Set task =
What lines of the data include the string "this"? Copy them all.

Figure collection entries =
* * *

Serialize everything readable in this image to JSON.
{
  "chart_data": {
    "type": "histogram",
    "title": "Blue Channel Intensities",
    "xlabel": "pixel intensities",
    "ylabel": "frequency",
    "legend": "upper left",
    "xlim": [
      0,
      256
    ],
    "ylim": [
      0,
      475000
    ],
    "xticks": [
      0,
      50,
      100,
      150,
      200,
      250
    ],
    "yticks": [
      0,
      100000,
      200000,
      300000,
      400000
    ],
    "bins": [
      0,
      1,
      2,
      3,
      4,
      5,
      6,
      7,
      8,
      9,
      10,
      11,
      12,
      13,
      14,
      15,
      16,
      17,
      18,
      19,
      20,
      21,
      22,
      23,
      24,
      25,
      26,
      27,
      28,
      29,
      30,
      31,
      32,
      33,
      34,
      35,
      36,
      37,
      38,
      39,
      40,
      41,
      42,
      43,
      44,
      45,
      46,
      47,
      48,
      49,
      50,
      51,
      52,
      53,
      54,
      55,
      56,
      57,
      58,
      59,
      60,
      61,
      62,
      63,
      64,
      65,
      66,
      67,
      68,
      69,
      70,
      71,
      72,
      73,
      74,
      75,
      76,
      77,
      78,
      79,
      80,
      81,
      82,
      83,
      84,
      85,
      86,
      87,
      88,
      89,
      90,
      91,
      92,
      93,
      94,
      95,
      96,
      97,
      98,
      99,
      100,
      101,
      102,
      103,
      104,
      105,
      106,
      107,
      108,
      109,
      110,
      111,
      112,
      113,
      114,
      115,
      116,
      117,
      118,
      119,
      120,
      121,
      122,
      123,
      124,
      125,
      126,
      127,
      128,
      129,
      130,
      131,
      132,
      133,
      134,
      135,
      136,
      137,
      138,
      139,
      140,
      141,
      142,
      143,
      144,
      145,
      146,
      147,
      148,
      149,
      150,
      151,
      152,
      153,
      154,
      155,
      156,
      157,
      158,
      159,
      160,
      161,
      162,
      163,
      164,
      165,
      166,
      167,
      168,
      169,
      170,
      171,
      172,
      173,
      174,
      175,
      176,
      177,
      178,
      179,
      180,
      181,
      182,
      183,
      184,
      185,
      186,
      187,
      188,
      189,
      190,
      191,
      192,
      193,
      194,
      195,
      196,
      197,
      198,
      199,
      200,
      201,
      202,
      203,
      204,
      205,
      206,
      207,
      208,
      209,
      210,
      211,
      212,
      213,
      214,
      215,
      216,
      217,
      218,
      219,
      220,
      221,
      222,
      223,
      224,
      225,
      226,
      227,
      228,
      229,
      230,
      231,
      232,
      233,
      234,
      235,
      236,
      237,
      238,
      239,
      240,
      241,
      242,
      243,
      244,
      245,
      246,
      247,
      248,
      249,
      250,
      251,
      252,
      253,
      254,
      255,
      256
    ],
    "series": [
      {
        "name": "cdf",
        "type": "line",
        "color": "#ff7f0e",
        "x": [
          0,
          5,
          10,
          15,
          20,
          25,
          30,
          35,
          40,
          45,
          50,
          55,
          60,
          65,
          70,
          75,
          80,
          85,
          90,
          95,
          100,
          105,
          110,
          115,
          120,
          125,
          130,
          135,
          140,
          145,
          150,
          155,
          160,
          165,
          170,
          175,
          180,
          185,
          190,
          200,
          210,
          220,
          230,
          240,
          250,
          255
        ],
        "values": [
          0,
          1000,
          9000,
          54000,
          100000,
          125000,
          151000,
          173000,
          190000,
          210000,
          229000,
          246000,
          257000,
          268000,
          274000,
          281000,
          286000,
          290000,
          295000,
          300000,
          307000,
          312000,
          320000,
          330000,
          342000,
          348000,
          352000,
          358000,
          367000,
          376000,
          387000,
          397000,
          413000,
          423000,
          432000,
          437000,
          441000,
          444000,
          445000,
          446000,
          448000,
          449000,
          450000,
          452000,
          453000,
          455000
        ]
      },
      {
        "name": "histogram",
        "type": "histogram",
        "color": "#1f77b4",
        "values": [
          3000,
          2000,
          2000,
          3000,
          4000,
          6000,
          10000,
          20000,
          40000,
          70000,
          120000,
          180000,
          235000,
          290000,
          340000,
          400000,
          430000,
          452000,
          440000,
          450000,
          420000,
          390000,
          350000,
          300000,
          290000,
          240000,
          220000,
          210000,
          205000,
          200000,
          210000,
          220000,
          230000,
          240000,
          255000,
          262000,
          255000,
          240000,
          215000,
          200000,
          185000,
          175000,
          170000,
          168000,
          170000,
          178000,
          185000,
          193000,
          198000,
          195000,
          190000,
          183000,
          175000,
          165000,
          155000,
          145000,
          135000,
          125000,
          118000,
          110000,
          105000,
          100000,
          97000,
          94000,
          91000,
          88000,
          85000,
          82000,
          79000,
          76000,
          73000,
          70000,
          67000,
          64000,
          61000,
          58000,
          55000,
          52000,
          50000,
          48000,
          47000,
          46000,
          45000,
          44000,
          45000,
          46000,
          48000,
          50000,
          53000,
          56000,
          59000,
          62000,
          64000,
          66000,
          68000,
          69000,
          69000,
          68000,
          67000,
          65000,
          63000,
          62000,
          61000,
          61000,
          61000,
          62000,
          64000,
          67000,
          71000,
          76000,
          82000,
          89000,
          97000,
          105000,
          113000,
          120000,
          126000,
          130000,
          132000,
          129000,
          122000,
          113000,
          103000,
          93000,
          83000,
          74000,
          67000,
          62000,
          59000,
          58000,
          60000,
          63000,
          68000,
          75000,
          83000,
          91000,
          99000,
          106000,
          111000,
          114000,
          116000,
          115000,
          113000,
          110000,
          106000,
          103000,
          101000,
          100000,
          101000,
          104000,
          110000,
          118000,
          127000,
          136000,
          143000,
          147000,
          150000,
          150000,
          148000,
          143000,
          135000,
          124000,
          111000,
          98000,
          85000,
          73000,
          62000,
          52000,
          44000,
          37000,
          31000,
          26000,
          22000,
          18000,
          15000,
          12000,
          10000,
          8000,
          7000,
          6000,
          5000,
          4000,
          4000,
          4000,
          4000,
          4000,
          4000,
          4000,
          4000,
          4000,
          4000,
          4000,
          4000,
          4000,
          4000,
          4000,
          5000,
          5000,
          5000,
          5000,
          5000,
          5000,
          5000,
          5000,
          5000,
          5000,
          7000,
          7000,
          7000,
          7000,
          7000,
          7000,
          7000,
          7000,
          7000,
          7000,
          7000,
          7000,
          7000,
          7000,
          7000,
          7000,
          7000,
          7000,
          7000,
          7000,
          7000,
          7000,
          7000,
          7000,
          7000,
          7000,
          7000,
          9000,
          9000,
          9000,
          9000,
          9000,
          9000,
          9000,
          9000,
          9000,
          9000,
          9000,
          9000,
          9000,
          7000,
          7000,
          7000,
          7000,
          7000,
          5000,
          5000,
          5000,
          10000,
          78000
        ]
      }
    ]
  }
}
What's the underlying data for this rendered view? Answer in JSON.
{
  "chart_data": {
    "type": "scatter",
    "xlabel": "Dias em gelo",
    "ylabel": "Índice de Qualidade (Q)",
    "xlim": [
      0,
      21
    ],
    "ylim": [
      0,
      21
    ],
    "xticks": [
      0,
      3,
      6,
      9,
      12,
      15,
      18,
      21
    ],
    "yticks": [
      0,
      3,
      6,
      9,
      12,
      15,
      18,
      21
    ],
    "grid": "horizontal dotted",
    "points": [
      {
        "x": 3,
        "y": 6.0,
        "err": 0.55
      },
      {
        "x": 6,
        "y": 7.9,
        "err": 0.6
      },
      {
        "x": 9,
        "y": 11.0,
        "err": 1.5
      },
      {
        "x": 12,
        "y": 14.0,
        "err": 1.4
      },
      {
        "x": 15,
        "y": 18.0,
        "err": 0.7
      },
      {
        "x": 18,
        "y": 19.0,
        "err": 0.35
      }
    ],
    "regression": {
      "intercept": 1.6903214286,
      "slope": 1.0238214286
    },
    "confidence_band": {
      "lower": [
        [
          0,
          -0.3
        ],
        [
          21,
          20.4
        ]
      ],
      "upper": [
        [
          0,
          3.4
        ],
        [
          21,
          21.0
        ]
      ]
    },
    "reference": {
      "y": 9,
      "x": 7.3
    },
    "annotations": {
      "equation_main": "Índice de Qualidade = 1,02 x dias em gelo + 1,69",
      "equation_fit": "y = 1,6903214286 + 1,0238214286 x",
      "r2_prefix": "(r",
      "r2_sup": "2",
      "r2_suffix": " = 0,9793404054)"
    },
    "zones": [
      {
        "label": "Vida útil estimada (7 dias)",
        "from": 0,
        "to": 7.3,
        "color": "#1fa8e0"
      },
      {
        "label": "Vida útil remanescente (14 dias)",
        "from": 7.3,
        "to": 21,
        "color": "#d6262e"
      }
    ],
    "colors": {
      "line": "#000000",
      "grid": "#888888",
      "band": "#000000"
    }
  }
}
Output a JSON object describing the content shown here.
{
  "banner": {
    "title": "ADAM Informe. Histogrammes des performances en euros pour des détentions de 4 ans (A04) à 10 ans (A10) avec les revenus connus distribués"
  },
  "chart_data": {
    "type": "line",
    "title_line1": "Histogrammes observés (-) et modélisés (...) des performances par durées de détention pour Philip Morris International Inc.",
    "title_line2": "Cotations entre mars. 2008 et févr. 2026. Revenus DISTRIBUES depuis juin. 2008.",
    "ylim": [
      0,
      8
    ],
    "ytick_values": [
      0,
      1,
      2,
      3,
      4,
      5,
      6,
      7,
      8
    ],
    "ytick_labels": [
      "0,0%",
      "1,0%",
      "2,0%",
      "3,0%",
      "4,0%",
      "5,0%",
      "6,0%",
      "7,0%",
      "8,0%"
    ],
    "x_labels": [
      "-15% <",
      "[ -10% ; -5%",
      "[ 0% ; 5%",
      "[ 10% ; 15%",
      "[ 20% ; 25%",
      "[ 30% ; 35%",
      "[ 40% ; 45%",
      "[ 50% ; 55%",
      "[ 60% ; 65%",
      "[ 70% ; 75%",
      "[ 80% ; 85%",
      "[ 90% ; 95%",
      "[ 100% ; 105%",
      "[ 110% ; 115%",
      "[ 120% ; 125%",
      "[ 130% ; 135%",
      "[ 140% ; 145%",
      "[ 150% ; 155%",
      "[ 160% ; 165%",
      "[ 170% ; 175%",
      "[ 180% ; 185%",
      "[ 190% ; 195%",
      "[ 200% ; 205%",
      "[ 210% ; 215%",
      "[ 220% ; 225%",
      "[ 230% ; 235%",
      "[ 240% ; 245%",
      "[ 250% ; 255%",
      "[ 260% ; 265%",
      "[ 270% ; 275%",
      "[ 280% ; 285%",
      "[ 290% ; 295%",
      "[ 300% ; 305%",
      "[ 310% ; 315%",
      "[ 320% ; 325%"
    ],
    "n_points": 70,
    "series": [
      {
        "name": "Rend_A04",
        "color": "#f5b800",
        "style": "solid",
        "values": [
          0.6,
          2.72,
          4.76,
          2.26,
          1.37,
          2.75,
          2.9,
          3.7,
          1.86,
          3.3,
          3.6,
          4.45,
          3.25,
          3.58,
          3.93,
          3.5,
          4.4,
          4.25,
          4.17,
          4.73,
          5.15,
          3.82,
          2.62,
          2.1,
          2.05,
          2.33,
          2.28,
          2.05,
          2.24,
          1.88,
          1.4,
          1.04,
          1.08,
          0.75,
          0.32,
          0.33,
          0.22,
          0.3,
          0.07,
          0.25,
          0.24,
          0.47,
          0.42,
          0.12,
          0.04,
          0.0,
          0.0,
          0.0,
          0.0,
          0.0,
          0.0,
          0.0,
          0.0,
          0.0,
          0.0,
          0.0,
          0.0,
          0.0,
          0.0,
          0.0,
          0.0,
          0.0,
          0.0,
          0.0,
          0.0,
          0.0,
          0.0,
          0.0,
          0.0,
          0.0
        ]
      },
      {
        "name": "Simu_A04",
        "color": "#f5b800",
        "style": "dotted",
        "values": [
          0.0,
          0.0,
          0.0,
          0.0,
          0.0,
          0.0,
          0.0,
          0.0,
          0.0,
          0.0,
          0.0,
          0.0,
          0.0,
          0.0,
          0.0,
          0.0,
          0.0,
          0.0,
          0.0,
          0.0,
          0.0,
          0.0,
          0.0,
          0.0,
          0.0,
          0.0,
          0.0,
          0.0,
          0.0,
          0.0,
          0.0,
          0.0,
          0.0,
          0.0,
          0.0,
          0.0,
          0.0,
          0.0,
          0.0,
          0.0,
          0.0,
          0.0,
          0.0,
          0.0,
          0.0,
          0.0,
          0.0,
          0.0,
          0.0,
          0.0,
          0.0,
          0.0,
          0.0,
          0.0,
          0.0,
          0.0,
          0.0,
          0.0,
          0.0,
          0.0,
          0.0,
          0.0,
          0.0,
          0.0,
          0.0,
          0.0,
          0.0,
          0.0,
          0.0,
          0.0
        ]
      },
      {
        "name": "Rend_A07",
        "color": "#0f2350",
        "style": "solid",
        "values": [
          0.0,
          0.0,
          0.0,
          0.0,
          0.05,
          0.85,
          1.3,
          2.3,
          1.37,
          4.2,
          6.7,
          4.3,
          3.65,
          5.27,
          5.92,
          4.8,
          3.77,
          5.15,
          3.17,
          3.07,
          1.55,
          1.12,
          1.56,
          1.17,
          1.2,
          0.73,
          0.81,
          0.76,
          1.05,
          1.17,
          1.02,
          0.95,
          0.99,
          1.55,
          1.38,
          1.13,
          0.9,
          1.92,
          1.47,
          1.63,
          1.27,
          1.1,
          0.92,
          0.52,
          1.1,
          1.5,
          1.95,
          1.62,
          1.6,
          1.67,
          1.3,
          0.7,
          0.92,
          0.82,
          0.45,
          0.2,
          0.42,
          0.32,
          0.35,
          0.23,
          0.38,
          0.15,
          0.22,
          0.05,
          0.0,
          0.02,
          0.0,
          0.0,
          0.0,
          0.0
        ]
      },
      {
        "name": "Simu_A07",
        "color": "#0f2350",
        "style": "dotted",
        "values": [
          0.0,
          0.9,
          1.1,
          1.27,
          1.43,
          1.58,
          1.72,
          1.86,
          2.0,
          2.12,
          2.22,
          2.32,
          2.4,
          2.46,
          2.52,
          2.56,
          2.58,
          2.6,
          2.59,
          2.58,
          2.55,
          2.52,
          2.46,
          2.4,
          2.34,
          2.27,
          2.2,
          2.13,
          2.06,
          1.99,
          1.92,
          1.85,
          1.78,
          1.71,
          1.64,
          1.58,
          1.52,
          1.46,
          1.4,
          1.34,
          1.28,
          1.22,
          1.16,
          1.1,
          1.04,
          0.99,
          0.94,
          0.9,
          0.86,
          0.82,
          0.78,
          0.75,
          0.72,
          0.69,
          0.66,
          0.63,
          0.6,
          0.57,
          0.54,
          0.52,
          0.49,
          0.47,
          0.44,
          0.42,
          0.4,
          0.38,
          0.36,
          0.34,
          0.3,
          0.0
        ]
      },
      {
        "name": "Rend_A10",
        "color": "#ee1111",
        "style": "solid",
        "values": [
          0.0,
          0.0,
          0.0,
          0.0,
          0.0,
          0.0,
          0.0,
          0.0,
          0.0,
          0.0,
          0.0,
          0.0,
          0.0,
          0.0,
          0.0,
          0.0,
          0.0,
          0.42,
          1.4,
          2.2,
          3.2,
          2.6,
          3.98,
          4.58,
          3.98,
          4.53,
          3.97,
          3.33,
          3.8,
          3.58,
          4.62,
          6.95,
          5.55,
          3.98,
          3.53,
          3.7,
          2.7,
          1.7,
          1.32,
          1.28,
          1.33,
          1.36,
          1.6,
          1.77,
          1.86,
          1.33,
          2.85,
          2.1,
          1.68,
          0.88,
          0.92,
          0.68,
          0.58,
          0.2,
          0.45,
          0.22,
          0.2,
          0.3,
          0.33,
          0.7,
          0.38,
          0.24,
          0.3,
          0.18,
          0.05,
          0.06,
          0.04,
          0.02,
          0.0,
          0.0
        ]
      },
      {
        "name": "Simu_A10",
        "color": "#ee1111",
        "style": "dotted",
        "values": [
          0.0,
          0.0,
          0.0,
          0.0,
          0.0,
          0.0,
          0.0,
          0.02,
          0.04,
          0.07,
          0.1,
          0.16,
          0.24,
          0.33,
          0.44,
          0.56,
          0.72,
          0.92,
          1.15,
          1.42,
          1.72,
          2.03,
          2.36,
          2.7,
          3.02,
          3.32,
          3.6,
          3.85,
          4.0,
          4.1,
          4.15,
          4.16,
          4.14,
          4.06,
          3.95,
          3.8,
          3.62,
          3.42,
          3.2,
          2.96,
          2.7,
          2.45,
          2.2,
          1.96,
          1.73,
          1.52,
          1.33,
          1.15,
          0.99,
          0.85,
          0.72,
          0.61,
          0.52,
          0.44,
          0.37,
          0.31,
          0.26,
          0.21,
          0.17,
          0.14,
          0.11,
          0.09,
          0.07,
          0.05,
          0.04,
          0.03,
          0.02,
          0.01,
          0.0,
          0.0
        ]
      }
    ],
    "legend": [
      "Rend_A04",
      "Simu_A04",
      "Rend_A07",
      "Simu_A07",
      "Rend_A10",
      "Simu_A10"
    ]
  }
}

* * *

Finished answer =
Serialize everything readable in this image to JSON.
What's the underlying data for this rendered view? Answer in JSON.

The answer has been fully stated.